▸ Aim
Quote the records in full and leave their pictures out.

[Saved entries]

============================================================

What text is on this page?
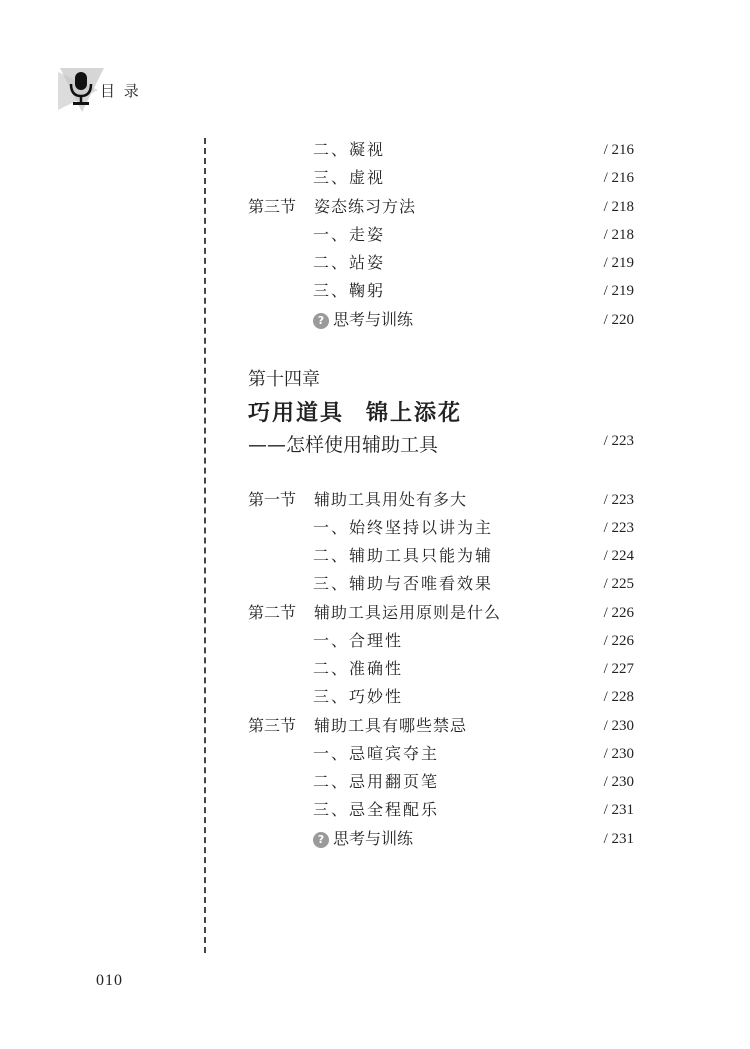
目 录
二、凝视	/ 216
三、虚视	/ 216
第三节 姿态练习方法	/ 218
一、走姿	/ 218
二、站姿	/ 219
三、鞠躬	/ 219
? 思考与训练	/ 220
第十四章
巧用道具 锦上添花
——怎样使用辅助工具	/ 223
第一节 辅助工具用处有多大	/ 223
一、始终坚持以讲为主	/ 223
二、辅助工具只能为辅	/ 224
三、辅助与否唯看效果	/ 225
第二节 辅助工具运用原则是什么	/ 226
一、合理性	/ 226
二、准确性	/ 227
三、巧妙性	/ 228
第三节 辅助工具有哪些禁忌	/ 230
一、忌喧宾夺主	/ 230
二、忌用翻页笔	/ 230
三、忌全程配乐	/ 231
? 思考与训练	/ 231
010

============================================================

▸ Task solution
What text is on this page?
目 录
二、凝视	/ 216
三、虚视	/ 216
第三节 姿态练习方法	/ 218
一、走姿	/ 218
二、站姿	/ 219
三、鞠躬	/ 219
? 思考与训练	/ 220
第十四章
巧用道具 锦上添花
——怎样使用辅助工具	/ 223
第一节 辅助工具用处有多大	/ 223
一、始终坚持以讲为主	/ 223
二、辅助工具只能为辅	/ 224
三、辅助与否唯看效果	/ 225
第二节 辅助工具运用原则是什么	/ 226
一、合理性	/ 226
二、准确性	/ 227
三、巧妙性	/ 228
第三节 辅助工具有哪些禁忌	/ 230
一、忌喧宾夺主	/ 230
二、忌用翻页笔	/ 230
三、忌全程配乐	/ 231
? 思考与训练	/ 231
010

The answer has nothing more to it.